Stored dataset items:
START
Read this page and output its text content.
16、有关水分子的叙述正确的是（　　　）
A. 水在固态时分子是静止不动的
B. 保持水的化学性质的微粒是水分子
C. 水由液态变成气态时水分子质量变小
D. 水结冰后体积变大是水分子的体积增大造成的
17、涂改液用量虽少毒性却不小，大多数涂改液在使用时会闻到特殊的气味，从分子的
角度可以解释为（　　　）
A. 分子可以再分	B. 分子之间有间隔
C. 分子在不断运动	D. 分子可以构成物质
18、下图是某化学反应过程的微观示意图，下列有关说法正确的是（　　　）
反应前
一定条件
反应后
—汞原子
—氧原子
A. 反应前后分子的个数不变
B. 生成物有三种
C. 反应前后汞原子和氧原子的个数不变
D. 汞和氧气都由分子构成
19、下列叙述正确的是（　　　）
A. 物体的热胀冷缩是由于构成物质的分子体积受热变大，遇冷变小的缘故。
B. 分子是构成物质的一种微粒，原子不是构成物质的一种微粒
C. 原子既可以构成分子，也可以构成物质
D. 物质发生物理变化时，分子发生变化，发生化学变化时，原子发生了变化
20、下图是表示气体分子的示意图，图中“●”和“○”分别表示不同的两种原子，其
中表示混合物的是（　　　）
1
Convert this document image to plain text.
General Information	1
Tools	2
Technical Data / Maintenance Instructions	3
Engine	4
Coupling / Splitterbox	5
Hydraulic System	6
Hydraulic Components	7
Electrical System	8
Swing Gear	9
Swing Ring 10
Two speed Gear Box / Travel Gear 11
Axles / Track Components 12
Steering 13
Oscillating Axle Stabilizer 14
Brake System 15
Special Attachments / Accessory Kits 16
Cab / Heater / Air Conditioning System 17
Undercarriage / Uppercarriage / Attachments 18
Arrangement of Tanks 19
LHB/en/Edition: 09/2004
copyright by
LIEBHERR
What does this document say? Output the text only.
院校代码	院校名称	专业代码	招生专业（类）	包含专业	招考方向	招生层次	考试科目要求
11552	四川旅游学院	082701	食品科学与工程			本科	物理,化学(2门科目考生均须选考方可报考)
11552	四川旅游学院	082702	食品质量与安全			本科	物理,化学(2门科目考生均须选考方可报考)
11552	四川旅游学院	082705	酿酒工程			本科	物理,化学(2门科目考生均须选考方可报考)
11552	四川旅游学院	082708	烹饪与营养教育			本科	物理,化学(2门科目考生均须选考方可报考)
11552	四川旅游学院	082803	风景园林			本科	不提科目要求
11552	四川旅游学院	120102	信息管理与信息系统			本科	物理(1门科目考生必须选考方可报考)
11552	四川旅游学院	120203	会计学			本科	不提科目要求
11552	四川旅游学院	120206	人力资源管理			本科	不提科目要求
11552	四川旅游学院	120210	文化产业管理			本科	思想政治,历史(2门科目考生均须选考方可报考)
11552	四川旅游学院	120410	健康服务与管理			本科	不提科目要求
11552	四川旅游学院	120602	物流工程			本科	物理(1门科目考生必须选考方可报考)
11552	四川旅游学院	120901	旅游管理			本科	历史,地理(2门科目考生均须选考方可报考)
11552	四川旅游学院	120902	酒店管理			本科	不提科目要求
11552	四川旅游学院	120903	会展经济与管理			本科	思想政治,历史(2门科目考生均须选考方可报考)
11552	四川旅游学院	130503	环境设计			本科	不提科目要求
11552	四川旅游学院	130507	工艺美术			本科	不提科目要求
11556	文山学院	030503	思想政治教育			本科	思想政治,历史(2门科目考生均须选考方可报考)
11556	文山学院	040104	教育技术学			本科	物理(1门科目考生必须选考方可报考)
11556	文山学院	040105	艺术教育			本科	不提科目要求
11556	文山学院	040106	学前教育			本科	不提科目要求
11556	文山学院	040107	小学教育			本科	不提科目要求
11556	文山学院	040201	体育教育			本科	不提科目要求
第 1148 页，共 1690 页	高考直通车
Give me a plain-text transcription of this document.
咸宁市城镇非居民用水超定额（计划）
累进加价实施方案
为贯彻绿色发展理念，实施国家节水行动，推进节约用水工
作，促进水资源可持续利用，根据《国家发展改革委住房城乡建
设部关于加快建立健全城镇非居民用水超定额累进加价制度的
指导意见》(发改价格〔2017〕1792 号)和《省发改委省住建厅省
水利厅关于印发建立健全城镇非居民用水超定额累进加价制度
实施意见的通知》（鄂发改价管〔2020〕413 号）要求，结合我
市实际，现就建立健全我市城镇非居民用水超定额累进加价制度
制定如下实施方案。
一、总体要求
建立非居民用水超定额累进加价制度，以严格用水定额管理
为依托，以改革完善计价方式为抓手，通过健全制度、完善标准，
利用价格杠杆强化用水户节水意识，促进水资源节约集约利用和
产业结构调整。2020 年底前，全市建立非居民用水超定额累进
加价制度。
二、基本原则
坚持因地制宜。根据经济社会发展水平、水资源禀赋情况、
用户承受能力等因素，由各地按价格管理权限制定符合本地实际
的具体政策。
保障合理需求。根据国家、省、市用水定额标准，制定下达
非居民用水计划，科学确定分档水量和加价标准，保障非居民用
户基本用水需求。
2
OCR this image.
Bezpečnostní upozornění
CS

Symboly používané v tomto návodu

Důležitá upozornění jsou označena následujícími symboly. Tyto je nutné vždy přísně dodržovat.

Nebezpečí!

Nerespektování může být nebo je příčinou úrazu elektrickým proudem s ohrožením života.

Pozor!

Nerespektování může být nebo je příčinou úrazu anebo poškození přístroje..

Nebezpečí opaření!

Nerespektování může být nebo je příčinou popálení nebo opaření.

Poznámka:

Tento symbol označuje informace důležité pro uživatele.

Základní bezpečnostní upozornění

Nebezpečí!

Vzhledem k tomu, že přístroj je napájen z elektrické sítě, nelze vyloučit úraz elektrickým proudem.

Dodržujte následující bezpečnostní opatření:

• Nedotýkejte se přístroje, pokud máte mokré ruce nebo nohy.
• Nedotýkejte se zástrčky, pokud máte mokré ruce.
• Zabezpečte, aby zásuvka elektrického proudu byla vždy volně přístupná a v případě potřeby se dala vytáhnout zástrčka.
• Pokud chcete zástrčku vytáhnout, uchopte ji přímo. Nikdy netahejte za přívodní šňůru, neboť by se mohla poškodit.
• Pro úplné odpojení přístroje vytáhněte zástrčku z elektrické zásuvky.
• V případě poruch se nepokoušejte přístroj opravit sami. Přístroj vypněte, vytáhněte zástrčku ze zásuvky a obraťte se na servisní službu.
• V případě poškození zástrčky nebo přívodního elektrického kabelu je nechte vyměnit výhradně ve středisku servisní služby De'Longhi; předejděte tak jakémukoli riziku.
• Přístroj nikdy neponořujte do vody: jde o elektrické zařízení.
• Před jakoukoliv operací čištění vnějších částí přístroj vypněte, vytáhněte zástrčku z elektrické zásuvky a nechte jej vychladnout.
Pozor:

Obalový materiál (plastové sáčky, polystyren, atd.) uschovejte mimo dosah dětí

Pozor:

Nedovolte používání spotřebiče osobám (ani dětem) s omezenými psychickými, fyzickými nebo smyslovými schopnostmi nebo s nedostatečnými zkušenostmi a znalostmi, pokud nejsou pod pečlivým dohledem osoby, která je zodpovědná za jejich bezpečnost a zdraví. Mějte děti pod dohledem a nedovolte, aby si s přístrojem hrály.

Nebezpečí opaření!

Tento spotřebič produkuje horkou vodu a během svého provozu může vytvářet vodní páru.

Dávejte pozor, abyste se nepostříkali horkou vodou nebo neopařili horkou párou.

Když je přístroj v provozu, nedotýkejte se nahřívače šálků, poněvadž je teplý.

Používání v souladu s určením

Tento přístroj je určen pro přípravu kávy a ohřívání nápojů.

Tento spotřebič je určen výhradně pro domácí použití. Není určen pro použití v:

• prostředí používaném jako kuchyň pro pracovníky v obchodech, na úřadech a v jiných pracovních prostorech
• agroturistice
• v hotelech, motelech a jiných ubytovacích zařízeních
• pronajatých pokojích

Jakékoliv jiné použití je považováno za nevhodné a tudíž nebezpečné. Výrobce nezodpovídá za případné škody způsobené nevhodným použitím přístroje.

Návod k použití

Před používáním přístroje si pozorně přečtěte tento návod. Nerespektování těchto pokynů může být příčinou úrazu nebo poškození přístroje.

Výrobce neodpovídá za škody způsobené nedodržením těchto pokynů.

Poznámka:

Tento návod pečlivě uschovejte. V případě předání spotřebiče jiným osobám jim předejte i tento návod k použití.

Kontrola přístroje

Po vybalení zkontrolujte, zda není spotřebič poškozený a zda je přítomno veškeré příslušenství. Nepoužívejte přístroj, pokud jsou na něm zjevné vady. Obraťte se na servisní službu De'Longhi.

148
END
**Exercise directions:**
Return each line where "výhradně" shows up.

**Result of the exercise:**
• V případě poškození zástrčky nebo přívodního elektrického kabelu je nechte vyměnit výhradně ve středisku servisní služby De'Longhi; předejděte tak jakémukoli riziku.
Tento spotřebič je určen výhradně pro domácí použití. Není určen pro použití v:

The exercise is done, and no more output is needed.